» Given task: Scan the material that follows. Copy every line containing the word "mora".
*** Data listing
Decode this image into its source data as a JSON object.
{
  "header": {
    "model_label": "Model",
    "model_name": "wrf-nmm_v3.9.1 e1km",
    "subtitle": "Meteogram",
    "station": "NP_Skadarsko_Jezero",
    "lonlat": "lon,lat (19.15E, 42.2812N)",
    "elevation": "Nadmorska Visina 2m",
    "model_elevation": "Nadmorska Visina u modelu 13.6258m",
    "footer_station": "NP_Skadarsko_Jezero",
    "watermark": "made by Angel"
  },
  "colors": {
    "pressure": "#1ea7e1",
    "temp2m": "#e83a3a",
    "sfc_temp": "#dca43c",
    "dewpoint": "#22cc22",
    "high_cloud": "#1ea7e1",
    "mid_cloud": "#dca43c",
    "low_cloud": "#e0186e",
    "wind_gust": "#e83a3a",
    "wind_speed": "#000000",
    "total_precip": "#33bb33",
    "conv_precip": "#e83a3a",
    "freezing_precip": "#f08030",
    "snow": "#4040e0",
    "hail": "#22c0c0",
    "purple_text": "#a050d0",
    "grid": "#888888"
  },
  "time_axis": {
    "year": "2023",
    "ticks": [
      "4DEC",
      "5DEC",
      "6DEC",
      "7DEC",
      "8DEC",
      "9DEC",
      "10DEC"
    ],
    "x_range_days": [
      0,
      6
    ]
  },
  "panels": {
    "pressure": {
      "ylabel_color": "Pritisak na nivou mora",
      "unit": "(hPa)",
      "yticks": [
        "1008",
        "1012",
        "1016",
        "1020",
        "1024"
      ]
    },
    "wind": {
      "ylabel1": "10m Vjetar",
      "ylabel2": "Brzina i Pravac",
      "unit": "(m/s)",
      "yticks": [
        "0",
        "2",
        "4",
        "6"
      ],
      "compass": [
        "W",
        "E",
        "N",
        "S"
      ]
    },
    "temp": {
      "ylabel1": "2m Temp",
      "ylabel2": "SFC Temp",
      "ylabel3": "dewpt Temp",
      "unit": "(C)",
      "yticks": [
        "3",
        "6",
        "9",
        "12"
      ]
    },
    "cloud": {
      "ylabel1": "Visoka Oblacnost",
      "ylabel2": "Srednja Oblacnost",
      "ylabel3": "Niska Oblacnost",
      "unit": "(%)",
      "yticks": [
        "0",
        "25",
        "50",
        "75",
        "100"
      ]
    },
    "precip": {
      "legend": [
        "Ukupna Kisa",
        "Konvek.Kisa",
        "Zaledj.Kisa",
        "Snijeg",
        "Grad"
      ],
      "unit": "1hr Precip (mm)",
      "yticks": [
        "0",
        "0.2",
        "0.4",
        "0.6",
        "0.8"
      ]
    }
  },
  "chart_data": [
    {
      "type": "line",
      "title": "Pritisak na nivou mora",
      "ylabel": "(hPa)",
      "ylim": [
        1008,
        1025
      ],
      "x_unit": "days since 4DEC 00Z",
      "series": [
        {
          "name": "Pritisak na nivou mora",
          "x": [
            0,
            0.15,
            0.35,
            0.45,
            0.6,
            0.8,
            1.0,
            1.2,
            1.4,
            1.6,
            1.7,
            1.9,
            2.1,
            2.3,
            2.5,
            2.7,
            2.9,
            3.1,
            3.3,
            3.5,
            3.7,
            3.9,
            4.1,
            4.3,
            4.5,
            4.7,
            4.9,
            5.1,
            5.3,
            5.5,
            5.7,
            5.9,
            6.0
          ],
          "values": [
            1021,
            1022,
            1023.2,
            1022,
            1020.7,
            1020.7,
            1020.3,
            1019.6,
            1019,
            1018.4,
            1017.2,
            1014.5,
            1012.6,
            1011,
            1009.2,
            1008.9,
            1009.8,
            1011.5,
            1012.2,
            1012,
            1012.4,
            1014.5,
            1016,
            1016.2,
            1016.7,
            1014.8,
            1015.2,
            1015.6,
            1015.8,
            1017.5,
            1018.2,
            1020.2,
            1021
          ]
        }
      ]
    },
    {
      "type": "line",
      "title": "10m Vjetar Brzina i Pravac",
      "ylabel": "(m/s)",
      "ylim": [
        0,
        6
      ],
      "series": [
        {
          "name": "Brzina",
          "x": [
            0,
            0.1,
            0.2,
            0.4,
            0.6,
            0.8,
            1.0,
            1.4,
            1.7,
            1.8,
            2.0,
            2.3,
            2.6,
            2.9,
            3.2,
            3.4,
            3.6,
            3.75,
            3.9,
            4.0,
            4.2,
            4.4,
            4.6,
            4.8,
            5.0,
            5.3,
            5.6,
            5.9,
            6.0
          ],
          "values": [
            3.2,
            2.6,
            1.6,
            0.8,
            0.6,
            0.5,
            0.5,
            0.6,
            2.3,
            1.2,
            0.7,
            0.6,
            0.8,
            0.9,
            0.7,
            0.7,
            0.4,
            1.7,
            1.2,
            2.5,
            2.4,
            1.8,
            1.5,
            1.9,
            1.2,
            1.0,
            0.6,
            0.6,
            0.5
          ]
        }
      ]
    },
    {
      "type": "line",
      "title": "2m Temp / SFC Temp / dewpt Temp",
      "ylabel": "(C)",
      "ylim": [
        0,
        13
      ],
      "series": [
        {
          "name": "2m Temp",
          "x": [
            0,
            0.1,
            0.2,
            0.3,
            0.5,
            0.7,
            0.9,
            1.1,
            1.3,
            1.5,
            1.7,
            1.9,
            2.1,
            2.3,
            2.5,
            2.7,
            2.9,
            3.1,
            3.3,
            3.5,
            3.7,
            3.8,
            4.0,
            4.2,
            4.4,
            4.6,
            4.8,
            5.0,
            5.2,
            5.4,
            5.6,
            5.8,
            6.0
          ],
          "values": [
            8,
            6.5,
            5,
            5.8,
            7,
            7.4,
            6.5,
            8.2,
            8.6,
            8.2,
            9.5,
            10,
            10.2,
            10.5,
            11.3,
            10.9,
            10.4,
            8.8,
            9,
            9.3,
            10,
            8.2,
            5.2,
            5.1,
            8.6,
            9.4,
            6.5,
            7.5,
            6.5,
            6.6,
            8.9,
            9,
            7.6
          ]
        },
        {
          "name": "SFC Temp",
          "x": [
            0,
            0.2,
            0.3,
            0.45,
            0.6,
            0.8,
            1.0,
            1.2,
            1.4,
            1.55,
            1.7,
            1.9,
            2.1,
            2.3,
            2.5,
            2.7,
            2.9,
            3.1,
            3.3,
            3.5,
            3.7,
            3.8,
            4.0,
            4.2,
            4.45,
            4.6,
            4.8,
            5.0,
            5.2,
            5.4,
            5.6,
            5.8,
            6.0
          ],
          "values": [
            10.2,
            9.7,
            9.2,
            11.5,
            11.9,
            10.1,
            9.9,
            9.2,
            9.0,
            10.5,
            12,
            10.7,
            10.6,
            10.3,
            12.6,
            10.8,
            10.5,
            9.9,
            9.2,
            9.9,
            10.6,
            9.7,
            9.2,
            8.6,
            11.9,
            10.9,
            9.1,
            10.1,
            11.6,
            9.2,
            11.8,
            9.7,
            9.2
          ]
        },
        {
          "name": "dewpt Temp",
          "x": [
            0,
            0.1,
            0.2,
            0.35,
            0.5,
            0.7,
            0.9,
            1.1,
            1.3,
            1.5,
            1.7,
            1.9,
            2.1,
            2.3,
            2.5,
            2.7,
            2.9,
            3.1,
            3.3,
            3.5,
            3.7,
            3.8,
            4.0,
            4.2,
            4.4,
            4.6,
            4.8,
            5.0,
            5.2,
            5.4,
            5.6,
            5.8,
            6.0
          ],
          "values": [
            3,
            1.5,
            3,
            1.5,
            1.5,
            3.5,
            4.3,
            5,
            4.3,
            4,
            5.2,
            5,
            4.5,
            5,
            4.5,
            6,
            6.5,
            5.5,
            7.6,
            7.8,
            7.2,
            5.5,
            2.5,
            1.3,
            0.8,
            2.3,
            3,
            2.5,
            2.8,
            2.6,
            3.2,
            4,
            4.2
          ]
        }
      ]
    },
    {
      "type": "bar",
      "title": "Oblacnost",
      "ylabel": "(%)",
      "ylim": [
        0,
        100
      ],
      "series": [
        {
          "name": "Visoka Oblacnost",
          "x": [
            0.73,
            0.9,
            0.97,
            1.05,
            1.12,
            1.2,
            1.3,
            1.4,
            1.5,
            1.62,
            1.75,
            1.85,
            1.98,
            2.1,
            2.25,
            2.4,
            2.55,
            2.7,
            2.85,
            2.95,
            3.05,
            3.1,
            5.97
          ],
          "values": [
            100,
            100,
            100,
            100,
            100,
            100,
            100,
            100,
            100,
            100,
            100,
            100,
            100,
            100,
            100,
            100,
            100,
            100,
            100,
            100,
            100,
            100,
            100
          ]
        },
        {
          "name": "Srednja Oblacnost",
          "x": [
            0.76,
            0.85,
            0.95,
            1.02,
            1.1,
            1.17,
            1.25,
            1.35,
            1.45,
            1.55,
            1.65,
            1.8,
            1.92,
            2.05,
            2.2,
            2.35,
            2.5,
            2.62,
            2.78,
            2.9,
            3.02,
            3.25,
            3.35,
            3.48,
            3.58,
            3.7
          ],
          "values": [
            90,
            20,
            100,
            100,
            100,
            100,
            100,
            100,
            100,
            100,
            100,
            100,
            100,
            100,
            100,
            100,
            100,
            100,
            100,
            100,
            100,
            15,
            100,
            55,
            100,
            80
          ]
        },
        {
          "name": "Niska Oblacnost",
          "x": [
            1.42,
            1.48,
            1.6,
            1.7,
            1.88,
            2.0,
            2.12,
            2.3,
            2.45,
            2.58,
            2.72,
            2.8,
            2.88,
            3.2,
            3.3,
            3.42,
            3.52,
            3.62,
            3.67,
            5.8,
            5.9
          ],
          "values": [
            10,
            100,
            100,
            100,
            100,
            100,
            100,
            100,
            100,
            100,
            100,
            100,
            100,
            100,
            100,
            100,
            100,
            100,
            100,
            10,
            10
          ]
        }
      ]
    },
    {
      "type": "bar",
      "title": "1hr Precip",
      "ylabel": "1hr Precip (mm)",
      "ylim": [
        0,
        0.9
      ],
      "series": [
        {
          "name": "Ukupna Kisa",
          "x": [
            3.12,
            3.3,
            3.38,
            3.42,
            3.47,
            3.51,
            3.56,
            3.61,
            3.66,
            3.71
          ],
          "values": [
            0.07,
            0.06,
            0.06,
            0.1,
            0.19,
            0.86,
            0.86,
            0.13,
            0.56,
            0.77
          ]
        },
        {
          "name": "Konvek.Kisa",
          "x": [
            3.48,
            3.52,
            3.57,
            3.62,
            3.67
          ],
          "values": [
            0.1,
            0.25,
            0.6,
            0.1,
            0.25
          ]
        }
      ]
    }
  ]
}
******
» Final result:
      "ylabel_color": "Pritisak na nivou mora",
      "title": "Pritisak na nivou mora",
          "name": "Pritisak na nivou mora",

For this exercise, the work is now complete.